## REQUEST
Print the records below verbatim, beginning with the line that contains "Segment this screenshot: for" and ending with the line that contains "scroll-left-button[interactable]: ◀ <box>858". Include both of those lines.

## EXERCISE INPUT

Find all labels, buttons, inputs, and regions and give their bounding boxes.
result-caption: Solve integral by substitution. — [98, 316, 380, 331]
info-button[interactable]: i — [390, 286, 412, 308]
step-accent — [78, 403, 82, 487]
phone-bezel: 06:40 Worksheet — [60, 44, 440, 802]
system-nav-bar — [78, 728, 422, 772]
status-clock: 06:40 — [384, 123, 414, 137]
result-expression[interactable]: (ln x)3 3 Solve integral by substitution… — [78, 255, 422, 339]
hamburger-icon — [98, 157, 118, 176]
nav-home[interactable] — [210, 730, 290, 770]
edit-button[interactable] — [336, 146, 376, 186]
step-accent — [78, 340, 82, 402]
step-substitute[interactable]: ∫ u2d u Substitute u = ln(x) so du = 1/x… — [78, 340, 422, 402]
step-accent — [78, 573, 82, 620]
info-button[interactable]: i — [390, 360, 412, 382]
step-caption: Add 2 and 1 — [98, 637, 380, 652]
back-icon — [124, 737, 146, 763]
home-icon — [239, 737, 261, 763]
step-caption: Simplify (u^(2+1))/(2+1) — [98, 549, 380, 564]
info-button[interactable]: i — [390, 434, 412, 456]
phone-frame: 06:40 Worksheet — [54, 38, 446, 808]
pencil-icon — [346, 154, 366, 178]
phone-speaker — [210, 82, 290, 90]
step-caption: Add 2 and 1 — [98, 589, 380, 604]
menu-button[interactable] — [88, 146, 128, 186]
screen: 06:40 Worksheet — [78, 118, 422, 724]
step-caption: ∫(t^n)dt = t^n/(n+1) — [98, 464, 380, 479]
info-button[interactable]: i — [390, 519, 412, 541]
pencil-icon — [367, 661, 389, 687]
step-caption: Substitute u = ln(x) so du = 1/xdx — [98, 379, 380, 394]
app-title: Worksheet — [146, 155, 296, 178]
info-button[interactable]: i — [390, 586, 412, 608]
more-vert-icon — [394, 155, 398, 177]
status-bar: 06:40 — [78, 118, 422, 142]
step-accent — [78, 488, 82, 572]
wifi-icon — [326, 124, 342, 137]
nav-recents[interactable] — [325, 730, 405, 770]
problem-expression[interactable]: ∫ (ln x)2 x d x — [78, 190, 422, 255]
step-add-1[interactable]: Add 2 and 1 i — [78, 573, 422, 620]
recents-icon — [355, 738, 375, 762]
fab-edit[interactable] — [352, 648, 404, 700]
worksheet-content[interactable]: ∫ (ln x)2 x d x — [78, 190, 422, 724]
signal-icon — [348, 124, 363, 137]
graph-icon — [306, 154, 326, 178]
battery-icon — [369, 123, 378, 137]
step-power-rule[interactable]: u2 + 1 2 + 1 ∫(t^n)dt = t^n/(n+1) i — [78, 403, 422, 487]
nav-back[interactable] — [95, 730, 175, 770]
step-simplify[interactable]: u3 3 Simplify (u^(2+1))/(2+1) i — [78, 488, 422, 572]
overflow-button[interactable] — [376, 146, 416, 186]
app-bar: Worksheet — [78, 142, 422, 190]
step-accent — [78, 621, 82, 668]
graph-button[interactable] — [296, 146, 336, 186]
...
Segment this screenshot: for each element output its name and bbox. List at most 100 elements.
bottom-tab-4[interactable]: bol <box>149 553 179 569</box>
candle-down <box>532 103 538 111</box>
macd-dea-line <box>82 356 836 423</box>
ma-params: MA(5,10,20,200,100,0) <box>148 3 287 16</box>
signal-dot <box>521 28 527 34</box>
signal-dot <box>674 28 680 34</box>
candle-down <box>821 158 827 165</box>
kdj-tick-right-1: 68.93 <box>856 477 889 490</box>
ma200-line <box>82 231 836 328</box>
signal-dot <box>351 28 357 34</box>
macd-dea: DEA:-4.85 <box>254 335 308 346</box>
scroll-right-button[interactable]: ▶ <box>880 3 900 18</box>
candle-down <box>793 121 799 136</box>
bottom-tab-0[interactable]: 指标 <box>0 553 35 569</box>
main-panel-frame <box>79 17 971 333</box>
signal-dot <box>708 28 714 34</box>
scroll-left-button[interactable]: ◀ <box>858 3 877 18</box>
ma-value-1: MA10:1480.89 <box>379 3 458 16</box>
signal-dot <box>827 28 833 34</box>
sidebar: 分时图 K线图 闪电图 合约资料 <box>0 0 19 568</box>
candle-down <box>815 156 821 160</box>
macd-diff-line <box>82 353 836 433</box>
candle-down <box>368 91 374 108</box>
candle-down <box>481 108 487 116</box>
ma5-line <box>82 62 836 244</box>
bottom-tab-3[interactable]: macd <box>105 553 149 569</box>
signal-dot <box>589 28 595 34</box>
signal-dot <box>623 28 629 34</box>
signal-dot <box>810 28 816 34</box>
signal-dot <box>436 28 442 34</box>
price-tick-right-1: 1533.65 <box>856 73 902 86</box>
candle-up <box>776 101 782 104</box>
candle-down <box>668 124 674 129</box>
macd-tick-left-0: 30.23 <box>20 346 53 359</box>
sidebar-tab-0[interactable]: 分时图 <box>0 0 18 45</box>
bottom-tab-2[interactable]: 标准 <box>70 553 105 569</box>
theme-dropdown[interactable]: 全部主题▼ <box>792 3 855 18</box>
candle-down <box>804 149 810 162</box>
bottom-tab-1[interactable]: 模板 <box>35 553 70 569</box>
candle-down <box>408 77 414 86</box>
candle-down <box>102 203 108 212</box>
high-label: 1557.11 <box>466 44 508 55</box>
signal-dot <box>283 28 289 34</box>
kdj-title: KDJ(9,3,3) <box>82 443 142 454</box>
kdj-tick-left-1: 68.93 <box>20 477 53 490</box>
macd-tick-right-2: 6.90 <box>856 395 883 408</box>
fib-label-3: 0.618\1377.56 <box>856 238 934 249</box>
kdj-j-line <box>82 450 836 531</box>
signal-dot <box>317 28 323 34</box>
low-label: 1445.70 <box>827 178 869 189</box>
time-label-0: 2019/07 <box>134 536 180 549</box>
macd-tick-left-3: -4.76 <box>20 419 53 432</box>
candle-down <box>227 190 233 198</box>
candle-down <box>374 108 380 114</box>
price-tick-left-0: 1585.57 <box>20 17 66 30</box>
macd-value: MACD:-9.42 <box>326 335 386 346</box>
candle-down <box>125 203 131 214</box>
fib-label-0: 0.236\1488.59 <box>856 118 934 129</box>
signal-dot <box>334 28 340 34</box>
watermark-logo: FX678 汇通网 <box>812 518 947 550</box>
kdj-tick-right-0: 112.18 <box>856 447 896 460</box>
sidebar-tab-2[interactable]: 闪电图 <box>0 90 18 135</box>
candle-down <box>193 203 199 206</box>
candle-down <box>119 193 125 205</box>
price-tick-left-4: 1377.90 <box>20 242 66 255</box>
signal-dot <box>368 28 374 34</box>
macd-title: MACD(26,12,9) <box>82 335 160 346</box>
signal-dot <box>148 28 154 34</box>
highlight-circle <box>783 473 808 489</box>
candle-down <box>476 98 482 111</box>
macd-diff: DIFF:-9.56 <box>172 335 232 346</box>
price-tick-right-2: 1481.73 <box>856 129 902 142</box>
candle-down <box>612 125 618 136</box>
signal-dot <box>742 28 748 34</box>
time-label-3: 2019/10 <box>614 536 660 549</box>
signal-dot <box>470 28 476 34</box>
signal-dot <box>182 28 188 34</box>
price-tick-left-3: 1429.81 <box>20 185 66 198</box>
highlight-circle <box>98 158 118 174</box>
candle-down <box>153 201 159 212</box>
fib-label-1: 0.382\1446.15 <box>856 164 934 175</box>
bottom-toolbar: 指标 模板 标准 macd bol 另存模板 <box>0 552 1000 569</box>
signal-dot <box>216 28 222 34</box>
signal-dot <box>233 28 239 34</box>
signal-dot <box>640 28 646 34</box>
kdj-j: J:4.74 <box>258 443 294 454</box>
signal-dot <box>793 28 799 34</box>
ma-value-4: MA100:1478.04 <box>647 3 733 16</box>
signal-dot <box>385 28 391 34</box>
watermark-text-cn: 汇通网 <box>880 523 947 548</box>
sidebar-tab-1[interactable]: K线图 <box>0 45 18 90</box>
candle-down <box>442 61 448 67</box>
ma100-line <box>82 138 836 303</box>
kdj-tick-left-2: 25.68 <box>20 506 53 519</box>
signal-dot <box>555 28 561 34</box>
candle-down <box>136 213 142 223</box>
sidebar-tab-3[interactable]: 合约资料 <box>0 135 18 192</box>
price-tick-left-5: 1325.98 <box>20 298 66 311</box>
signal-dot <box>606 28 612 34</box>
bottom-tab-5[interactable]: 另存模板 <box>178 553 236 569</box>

## THE RESULT
Segment this screenshot: for each element output its name and bbox. List at most 100 elements.
bottom-tab-4[interactable]: bol <box>149 553 179 569</box>
candle-down <box>532 103 538 111</box>
macd-dea-line <box>82 356 836 423</box>
ma-params: MA(5,10,20,200,100,0) <box>148 3 287 16</box>
signal-dot <box>521 28 527 34</box>
signal-dot <box>674 28 680 34</box>
candle-down <box>821 158 827 165</box>
kdj-tick-right-1: 68.93 <box>856 477 889 490</box>
ma200-line <box>82 231 836 328</box>
signal-dot <box>351 28 357 34</box>
macd-dea: DEA:-4.85 <box>254 335 308 346</box>
scroll-right-button[interactable]: ▶ <box>880 3 900 18</box>
candle-down <box>793 121 799 136</box>
bottom-tab-0[interactable]: 指标 <box>0 553 35 569</box>
main-panel-frame <box>79 17 971 333</box>
signal-dot <box>708 28 714 34</box>
scroll-left-button[interactable]: ◀ <box>858 3 877 18</box>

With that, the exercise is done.